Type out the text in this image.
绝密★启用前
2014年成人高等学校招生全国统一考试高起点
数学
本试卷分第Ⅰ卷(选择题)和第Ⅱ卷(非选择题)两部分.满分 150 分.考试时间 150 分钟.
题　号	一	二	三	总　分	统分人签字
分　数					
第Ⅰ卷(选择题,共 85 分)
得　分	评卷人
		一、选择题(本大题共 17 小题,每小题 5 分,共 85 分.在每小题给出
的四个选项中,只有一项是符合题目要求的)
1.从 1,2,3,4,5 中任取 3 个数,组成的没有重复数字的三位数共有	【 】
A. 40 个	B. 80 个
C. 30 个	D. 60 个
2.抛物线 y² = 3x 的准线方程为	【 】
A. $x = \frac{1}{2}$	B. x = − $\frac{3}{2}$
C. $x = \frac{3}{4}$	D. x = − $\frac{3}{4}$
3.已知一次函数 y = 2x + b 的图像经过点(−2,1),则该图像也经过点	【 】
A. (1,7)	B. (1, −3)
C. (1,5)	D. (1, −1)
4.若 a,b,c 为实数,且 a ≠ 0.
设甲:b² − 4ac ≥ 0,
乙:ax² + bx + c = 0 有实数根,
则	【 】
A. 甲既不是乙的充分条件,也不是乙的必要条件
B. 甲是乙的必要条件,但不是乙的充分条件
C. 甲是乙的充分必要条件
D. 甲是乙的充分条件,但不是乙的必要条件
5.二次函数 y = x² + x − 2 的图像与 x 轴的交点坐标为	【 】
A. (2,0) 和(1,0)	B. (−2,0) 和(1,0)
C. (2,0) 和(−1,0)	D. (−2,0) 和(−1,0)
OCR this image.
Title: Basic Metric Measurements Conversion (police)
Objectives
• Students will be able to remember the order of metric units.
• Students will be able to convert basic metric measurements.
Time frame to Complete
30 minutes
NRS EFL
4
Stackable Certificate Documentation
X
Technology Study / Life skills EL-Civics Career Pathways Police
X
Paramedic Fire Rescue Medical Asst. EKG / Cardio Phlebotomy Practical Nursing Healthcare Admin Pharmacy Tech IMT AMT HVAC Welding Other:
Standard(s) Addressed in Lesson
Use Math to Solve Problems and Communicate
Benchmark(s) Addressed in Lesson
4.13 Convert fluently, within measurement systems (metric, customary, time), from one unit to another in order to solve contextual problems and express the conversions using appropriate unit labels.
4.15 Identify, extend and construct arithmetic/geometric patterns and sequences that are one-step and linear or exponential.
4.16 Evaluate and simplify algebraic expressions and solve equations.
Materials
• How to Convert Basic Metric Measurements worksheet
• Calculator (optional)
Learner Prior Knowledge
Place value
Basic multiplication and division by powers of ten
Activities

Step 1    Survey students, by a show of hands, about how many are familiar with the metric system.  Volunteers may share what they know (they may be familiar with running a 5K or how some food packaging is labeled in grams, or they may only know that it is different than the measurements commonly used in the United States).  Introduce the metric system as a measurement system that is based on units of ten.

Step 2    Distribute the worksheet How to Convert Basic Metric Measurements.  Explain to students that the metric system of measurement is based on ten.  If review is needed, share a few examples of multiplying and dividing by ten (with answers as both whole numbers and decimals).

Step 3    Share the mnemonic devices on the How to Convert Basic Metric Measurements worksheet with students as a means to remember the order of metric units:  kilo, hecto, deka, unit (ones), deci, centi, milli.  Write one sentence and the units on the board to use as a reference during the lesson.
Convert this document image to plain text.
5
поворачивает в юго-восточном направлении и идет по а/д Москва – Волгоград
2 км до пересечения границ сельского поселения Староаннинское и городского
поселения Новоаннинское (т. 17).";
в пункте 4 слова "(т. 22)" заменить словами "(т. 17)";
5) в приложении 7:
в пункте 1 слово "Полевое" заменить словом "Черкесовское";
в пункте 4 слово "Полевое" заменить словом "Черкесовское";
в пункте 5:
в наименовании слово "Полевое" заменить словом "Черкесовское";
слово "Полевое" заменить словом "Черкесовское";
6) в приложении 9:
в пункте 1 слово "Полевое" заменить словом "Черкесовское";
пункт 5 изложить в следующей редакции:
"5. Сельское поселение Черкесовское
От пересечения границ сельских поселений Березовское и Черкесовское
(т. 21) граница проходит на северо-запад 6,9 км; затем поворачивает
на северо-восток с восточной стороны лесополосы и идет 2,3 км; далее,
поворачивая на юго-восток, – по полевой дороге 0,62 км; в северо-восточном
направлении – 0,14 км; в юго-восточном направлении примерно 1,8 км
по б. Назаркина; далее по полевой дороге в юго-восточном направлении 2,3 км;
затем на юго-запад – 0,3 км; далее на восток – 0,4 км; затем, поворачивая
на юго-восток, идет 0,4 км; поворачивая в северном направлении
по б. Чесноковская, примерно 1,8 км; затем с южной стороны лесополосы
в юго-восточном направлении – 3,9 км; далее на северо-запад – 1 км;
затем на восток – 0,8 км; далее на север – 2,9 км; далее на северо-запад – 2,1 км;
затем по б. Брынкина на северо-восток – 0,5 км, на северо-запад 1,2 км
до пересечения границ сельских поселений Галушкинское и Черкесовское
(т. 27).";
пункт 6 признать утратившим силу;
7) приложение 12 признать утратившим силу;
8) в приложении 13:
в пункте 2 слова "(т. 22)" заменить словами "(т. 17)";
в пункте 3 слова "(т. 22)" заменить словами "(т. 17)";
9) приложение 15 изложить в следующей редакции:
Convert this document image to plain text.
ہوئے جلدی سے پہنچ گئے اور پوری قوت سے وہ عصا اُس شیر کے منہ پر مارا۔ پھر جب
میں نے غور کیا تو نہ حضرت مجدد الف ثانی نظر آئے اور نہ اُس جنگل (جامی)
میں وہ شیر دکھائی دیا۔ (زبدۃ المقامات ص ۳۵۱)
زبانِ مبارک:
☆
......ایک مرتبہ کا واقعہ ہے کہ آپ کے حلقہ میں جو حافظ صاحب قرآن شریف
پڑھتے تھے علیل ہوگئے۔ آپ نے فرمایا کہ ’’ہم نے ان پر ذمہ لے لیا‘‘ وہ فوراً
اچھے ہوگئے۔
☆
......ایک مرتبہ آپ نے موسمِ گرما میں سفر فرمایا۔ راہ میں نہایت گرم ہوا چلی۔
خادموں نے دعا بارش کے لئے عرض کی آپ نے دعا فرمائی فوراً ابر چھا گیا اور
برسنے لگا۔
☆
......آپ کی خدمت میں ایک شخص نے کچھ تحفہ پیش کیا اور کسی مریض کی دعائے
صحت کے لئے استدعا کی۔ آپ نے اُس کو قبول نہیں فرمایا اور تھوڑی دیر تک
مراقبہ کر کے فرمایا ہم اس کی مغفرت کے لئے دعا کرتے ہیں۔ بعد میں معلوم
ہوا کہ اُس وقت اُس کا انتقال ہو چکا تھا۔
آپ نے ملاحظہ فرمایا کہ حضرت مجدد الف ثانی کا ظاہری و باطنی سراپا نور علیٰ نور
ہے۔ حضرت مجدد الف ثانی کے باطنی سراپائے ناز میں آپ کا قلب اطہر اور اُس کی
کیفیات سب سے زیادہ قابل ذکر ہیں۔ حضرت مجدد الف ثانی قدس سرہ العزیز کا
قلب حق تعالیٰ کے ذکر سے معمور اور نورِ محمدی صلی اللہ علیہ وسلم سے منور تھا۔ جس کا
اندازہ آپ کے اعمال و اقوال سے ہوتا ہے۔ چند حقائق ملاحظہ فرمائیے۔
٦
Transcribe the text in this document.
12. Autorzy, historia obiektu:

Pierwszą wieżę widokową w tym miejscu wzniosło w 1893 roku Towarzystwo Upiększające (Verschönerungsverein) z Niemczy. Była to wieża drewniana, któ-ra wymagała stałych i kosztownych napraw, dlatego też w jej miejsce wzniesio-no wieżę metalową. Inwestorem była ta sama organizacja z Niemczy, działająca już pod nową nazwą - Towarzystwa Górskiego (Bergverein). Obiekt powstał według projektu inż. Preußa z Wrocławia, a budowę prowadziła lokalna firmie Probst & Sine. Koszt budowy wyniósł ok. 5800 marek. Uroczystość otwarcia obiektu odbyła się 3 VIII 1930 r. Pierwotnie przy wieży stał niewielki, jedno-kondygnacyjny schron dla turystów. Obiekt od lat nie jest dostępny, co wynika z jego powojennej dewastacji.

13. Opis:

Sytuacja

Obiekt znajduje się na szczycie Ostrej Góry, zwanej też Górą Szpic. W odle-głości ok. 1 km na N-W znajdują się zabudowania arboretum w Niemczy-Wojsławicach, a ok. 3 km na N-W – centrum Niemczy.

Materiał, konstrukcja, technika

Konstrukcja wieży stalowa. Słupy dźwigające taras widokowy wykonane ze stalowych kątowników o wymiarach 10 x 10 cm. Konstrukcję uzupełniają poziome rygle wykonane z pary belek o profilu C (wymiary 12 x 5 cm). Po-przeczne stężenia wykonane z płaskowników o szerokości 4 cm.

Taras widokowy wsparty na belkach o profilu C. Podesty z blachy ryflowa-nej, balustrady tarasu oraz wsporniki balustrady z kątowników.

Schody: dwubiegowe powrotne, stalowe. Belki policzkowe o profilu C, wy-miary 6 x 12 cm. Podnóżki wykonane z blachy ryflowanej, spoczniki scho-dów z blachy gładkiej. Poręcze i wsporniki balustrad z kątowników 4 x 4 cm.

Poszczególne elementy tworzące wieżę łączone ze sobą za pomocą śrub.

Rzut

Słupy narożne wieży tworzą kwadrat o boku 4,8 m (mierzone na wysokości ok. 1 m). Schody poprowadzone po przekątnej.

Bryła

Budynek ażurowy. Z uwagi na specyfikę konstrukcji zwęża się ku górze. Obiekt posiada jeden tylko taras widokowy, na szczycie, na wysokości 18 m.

====================

--- To do ---
Search the listing for the word "словами". Copy every line in which it occurs.

--- Task output ---
в пункте 4 слова "(т. 22)" заменить словами "(т. 17)";
в пункте 2 слова "(т. 22)" заменить словами "(т. 17)";
в пункте 3 слова "(т. 22)" заменить словами "(т. 17)";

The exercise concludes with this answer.